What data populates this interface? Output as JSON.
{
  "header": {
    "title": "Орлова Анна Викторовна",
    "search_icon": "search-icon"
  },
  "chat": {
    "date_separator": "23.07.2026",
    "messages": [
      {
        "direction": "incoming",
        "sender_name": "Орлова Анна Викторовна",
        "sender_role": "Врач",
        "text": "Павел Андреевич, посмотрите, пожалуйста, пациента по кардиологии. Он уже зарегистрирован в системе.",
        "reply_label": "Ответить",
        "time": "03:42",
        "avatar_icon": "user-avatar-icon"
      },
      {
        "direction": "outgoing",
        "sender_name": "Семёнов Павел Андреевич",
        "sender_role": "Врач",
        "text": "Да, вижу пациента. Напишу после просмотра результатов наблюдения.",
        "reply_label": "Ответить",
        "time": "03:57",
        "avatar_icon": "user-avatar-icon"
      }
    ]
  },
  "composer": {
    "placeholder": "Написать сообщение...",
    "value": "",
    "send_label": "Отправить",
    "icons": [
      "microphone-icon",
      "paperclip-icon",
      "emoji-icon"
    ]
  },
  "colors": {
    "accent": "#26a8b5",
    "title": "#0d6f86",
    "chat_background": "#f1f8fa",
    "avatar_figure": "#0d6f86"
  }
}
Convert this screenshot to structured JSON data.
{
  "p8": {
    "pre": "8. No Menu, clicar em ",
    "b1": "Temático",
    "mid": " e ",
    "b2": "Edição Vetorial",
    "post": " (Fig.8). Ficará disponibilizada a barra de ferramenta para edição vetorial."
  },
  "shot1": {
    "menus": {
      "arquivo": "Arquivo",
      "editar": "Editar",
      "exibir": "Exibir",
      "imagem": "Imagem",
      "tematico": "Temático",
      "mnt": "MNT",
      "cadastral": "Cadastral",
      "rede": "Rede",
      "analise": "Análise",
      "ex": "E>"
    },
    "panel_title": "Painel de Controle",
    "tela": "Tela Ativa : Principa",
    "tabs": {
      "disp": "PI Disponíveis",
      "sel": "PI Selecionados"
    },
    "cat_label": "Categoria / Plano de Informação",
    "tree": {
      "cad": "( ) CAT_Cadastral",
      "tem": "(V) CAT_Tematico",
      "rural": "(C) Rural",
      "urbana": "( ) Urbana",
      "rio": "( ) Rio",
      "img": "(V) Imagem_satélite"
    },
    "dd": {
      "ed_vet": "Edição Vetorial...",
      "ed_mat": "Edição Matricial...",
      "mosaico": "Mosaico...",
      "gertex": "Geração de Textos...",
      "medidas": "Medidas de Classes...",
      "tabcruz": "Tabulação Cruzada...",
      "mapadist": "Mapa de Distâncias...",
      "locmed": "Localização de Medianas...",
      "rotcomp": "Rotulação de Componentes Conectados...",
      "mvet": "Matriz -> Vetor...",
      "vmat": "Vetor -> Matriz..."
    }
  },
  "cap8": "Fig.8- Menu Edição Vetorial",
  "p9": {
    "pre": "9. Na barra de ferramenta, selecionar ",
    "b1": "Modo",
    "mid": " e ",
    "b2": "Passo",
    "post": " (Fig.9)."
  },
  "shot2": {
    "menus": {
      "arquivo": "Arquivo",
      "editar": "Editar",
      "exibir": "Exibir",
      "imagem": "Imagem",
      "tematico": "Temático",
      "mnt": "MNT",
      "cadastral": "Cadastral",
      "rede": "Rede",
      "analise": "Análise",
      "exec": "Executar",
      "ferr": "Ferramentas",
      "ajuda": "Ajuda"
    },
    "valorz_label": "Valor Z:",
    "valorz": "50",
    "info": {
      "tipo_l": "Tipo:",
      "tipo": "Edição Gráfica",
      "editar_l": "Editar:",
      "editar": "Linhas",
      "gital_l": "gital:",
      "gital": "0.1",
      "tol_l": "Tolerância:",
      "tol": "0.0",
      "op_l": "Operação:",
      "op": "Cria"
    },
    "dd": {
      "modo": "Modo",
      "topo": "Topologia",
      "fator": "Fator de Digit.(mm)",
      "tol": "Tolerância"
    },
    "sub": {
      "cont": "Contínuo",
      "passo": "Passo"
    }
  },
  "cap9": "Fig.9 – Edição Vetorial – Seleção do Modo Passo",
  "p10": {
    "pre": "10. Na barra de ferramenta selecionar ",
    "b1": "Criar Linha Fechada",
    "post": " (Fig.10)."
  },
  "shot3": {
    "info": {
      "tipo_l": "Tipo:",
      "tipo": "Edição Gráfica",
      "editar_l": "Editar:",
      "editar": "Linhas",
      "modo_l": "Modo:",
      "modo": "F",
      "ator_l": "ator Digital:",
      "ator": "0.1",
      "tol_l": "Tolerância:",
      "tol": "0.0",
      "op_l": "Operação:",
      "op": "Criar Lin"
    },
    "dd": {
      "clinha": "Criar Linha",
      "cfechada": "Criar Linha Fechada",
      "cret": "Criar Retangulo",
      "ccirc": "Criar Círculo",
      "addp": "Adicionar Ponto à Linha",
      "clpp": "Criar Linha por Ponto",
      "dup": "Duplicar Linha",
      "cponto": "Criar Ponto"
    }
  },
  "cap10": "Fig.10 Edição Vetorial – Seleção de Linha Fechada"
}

- **Exercise directions**: Return every line above in which the string "Андреевич" occurs.

- **Completed task**:
        "text": "Павел Андреевич, посмотрите, пожалуйста, пациента по кардиологии. Он уже зарегистрирован в системе.",
        "sender_name": "Семёнов Павел Андреевич",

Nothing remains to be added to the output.